TASK DETAILS
Transcribe each entry below exactly. Pictures do not go in the copy.

Stored records
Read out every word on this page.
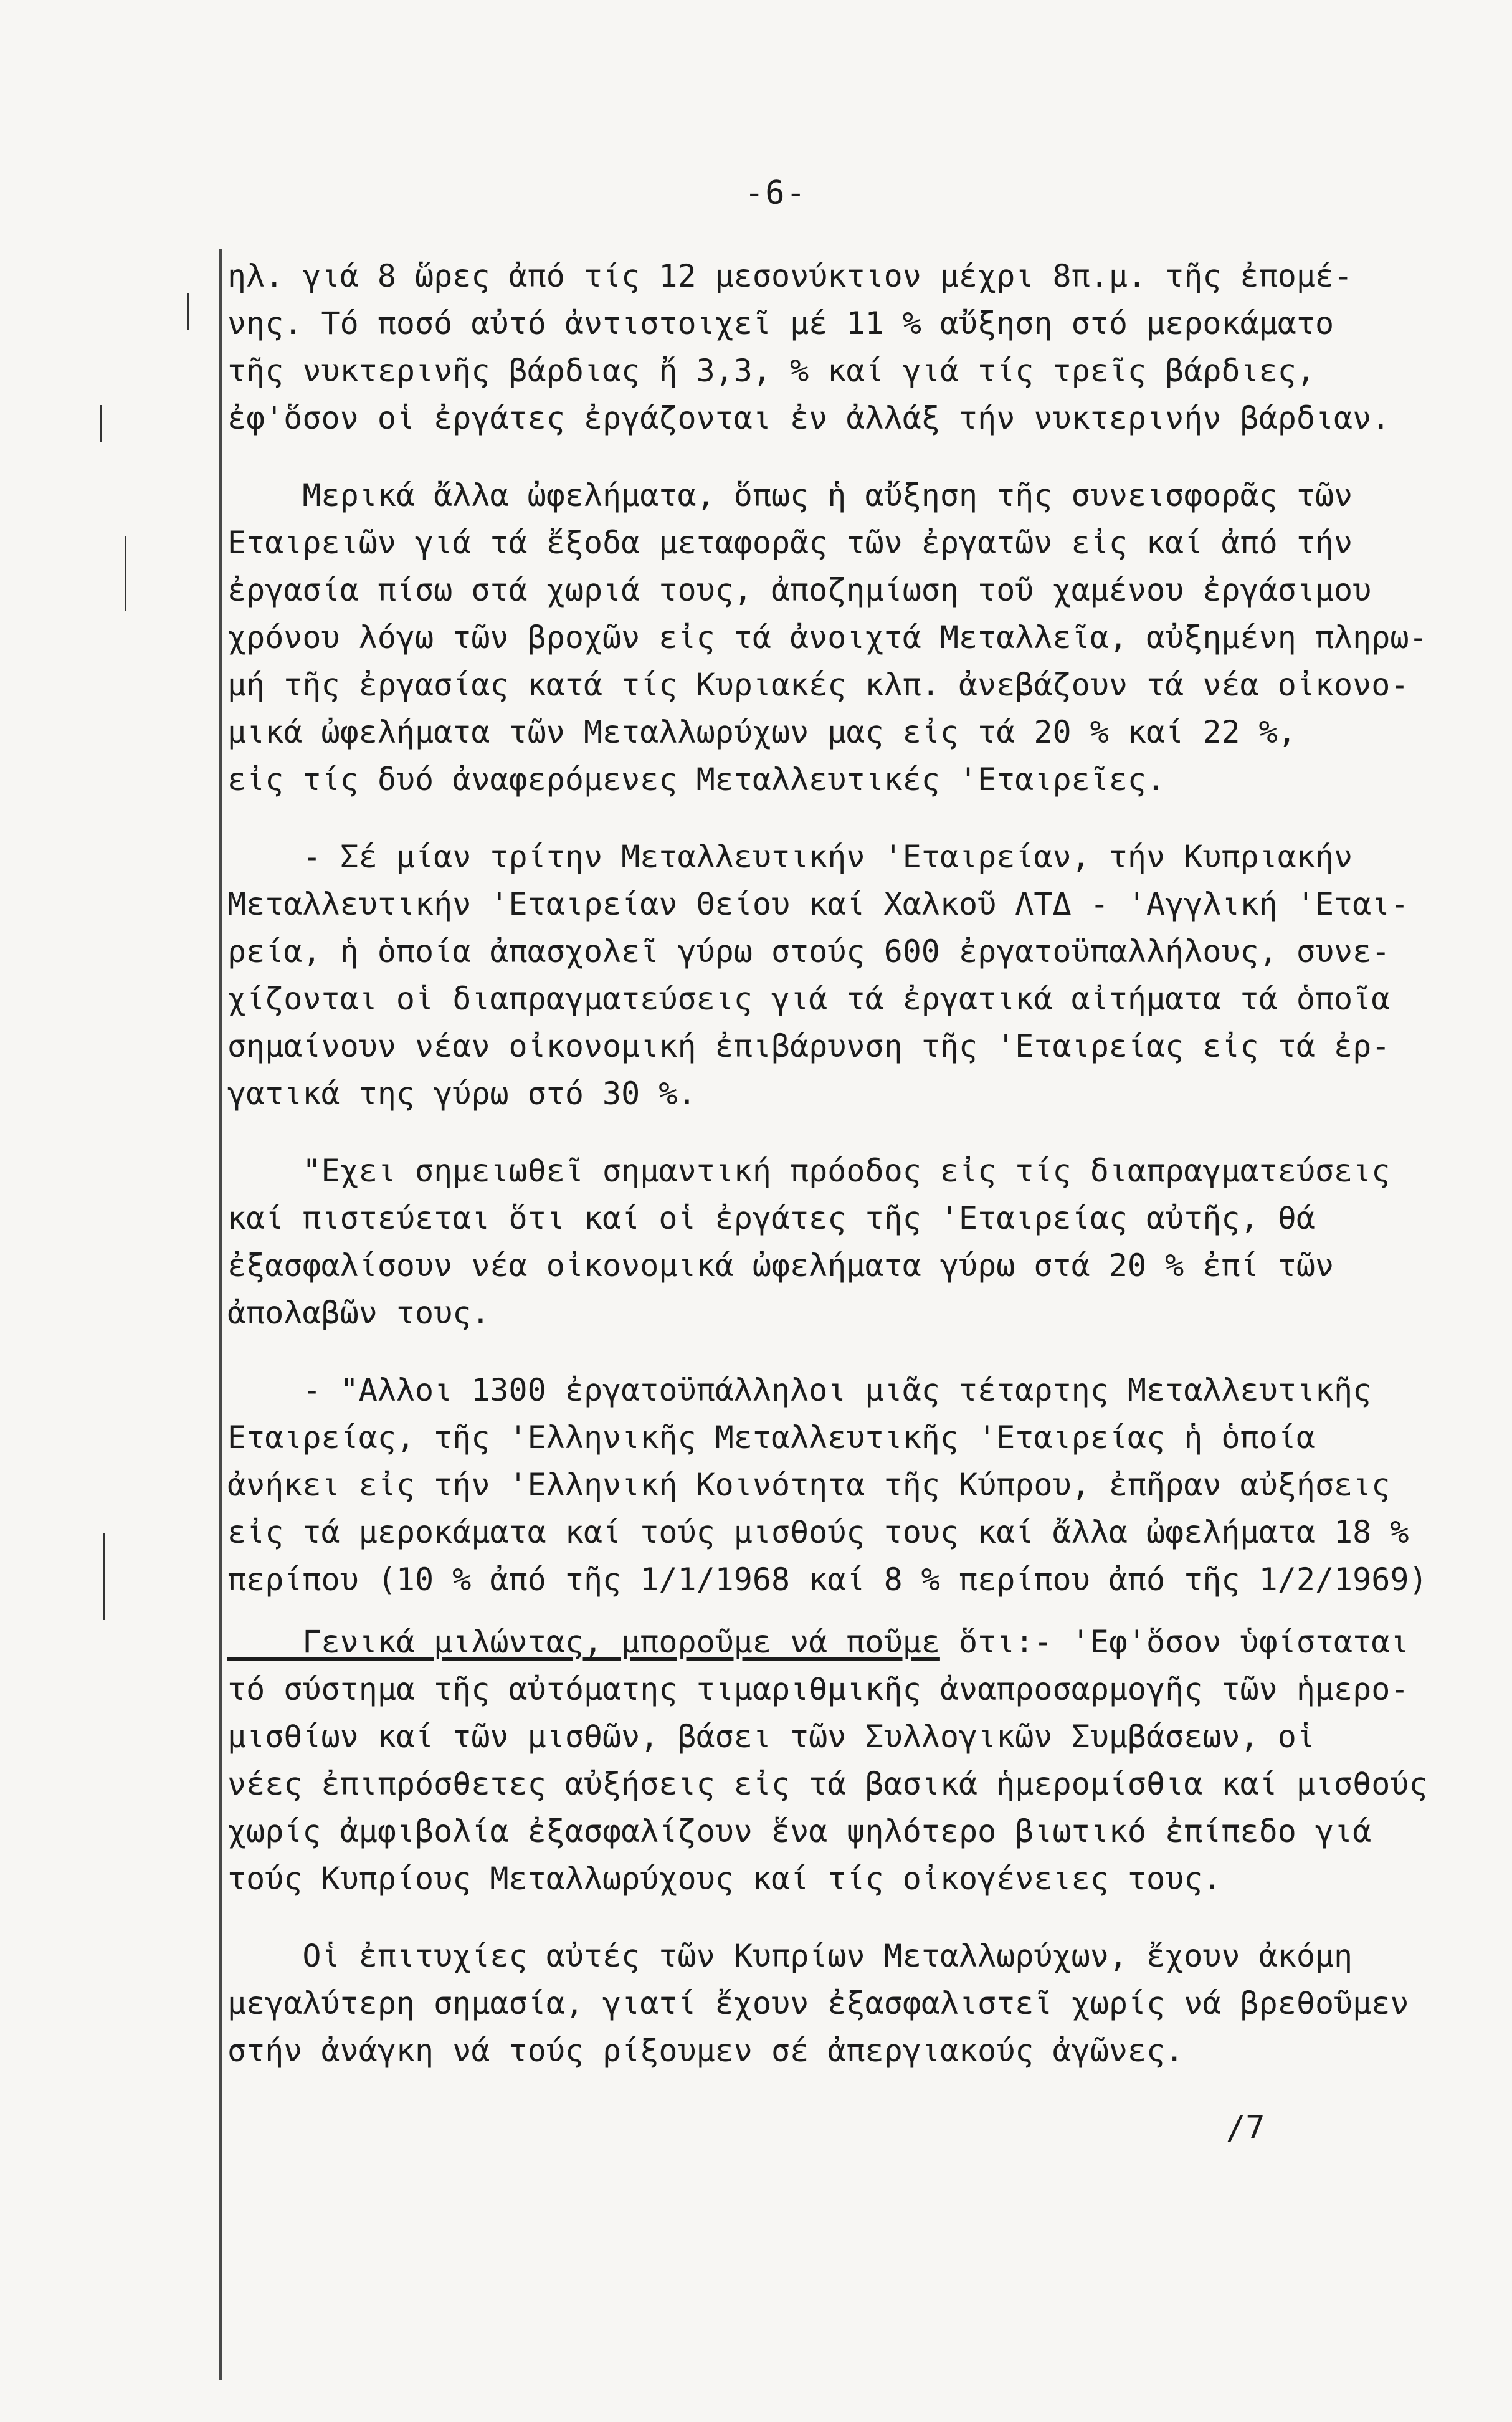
-6-
ηλ. γιά 8 ὥρες ἀπό τίς 12 μεσονύκτιον μέχρι 8π.μ. τῆς ἐπομέ-
νης. Τό ποσό αὐτό ἀντιστοιχεῖ μέ 11 % αὔξηση στό μεροκάματο
τῆς νυκτερινῆς βάρδιας ἤ 3,3, % καί γιά τίς τρεῖς βάρδιες,
ἐφ'ὅσον οἱ ἐργάτες ἐργάζονται ἐν ἀλλάξ τήν νυκτερινήν βάρδιαν.
Μερικά ἄλλα ὠφελήματα, ὅπως ἡ αὔξηση τῆς συνεισφορᾶς τῶν
Εταιρειῶν γιά τά ἔξοδα μεταφορᾶς τῶν ἐργατῶν εἰς καί ἀπό τήν
ἐργασία πίσω στά χωριά τους, ἀποζημίωση τοῦ χαμένου ἐργάσιμου
χρόνου λόγω τῶν βροχῶν εἰς τά ἀνοιχτά Μεταλλεῖα, αὐξημένη πληρω-
μή τῆς ἐργασίας κατά τίς Κυριακές κλπ. ἀνεβάζουν τά νέα οἰκονο-
μικά ὠφελήματα τῶν Μεταλλωρύχων μας εἰς τά 20 % καί 22 %,
εἰς τίς δυό ἀναφερόμενες Μεταλλευτικές 'Εταιρεῖες.
- Σέ μίαν τρίτην Μεταλλευτικήν 'Εταιρείαν, τήν Κυπριακήν
Μεταλλευτικήν 'Εταιρείαν Θείου καί Χαλκοῦ ΛΤΔ - 'Αγγλική 'Εται-
ρεία, ἡ ὁποία ἀπασχολεῖ γύρω στούς 600 ἐργατοϋπαλλήλους, συνε-
χίζονται οἱ διαπραγματεύσεις γιά τά ἐργατικά αἰτήματα τά ὁποῖα
σημαίνουν νέαν οἰκονομική ἐπιβάρυνση τῆς 'Εταιρείας εἰς τά ἐρ-
γατικά της γύρω στό 30 %.
"Εχει σημειωθεῖ σημαντική πρόοδος εἰς τίς διαπραγματεύσεις
καί πιστεύεται ὅτι καί οἱ ἐργάτες τῆς 'Εταιρείας αὐτῆς, θά
ἐξασφαλίσουν νέα οἰκονομικά ὠφελήματα γύρω στά 20 % ἐπί τῶν
ἀπολαβῶν τους.
- "Αλλοι 1300 ἐργατοϋπάλληλοι μιᾶς τέταρτης Μεταλλευτικῆς
Εταιρείας, τῆς 'Ελληνικῆς Μεταλλευτικῆς 'Εταιρείας ἡ ὁποία
ἀνήκει εἰς τήν 'Ελληνική Κοινότητα τῆς Κύπρου, ἐπῆραν αὐξήσεις
εἰς τά μεροκάματα καί τούς μισθούς τους καί ἄλλα ὠφελήματα 18 %
περίπου (10 % ἀπό τῆς 1/1/1968 καί 8 % περίπου ἀπό τῆς 1/2/1969)
Γενικά μιλώντας, μποροῦμε νά ποῦμε ὅτι:- 'Εφ'ὅσον ὑφίσταται
τό σύστημα τῆς αὐτόματης τιμαριθμικῆς ἀναπροσαρμογῆς τῶν ἡμερο-
μισθίων καί τῶν μισθῶν, βάσει τῶν Συλλογικῶν Συμβάσεων, οἱ
νέες ἐπιπρόσθετες αὐξήσεις εἰς τά βασικά ἡμερομίσθια καί μισθούς
χωρίς ἀμφιβολία ἐξασφαλίζουν ἕνα ψηλότερο βιωτικό ἐπίπεδο γιά
τούς Κυπρίους Μεταλλωρύχους καί τίς οἰκογένειες τους.
Οἱ ἐπιτυχίες αὐτές τῶν Κυπρίων Μεταλλωρύχων, ἔχουν ἀκόμη
μεγαλύτερη σημασία, γιατί ἔχουν ἐξασφαλιστεῖ χωρίς νά βρεθοῦμεν
στήν ἀνάγκη νά τούς ρίξουμεν σέ ἀπεργιακούς ἀγῶνες.
/7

RESPONSE
Read out every word on this page.
-6-
ηλ. γιά 8 ὥρες ἀπό τίς 12 μεσονύκτιον μέχρι 8π.μ. τῆς ἐπομέ-
νης. Τό ποσό αὐτό ἀντιστοιχεῖ μέ 11 % αὔξηση στό μεροκάματο
τῆς νυκτερινῆς βάρδιας ἤ 3,3, % καί γιά τίς τρεῖς βάρδιες,
ἐφ'ὅσον οἱ ἐργάτες ἐργάζονται ἐν ἀλλάξ τήν νυκτερινήν βάρδιαν.
Μερικά ἄλλα ὠφελήματα, ὅπως ἡ αὔξηση τῆς συνεισφορᾶς τῶν
Εταιρειῶν γιά τά ἔξοδα μεταφορᾶς τῶν ἐργατῶν εἰς καί ἀπό τήν
ἐργασία πίσω στά χωριά τους, ἀποζημίωση τοῦ χαμένου ἐργάσιμου
χρόνου λόγω τῶν βροχῶν εἰς τά ἀνοιχτά Μεταλλεῖα, αὐξημένη πληρω-
μή τῆς ἐργασίας κατά τίς Κυριακές κλπ. ἀνεβάζουν τά νέα οἰκονο-
μικά ὠφελήματα τῶν Μεταλλωρύχων μας εἰς τά 20 % καί 22 %,
εἰς τίς δυό ἀναφερόμενες Μεταλλευτικές 'Εταιρεῖες.
- Σέ μίαν τρίτην Μεταλλευτικήν 'Εταιρείαν, τήν Κυπριακήν
Μεταλλευτικήν 'Εταιρείαν Θείου καί Χαλκοῦ ΛΤΔ - 'Αγγλική 'Εται-
ρεία, ἡ ὁποία ἀπασχολεῖ γύρω στούς 600 ἐργατοϋπαλλήλους, συνε-
χίζονται οἱ διαπραγματεύσεις γιά τά ἐργατικά αἰτήματα τά ὁποῖα
σημαίνουν νέαν οἰκονομική ἐπιβάρυνση τῆς 'Εταιρείας εἰς τά ἐρ-
γατικά της γύρω στό 30 %.
"Εχει σημειωθεῖ σημαντική πρόοδος εἰς τίς διαπραγματεύσεις
καί πιστεύεται ὅτι καί οἱ ἐργάτες τῆς 'Εταιρείας αὐτῆς, θά
ἐξασφαλίσουν νέα οἰκονομικά ὠφελήματα γύρω στά 20 % ἐπί τῶν
ἀπολαβῶν τους.
- "Αλλοι 1300 ἐργατοϋπάλληλοι μιᾶς τέταρτης Μεταλλευτικῆς
Εταιρείας, τῆς 'Ελληνικῆς Μεταλλευτικῆς 'Εταιρείας ἡ ὁποία
ἀνήκει εἰς τήν 'Ελληνική Κοινότητα τῆς Κύπρου, ἐπῆραν αὐξήσεις
εἰς τά μεροκάματα καί τούς μισθούς τους καί ἄλλα ὠφελήματα 18 %
περίπου (10 % ἀπό τῆς 1/1/1968 καί 8 % περίπου ἀπό τῆς 1/2/1969)
Γενικά μιλώντας, μποροῦμε νά ποῦμε ὅτι:- 'Εφ'ὅσον ὑφίσταται
τό σύστημα τῆς αὐτόματης τιμαριθμικῆς ἀναπροσαρμογῆς τῶν ἡμερο-
μισθίων καί τῶν μισθῶν, βάσει τῶν Συλλογικῶν Συμβάσεων, οἱ
νέες ἐπιπρόσθετες αὐξήσεις εἰς τά βασικά ἡμερομίσθια καί μισθούς
χωρίς ἀμφιβολία ἐξασφαλίζουν ἕνα ψηλότερο βιωτικό ἐπίπεδο γιά
τούς Κυπρίους Μεταλλωρύχους καί τίς οἰκογένειες τους.
Οἱ ἐπιτυχίες αὐτές τῶν Κυπρίων Μεταλλωρύχων, ἔχουν ἀκόμη
μεγαλύτερη σημασία, γιατί ἔχουν ἐξασφαλιστεῖ χωρίς νά βρεθοῦμεν
στήν ἀνάγκη νά τούς ρίξουμεν σέ ἀπεργιακούς ἀγῶνες.
/7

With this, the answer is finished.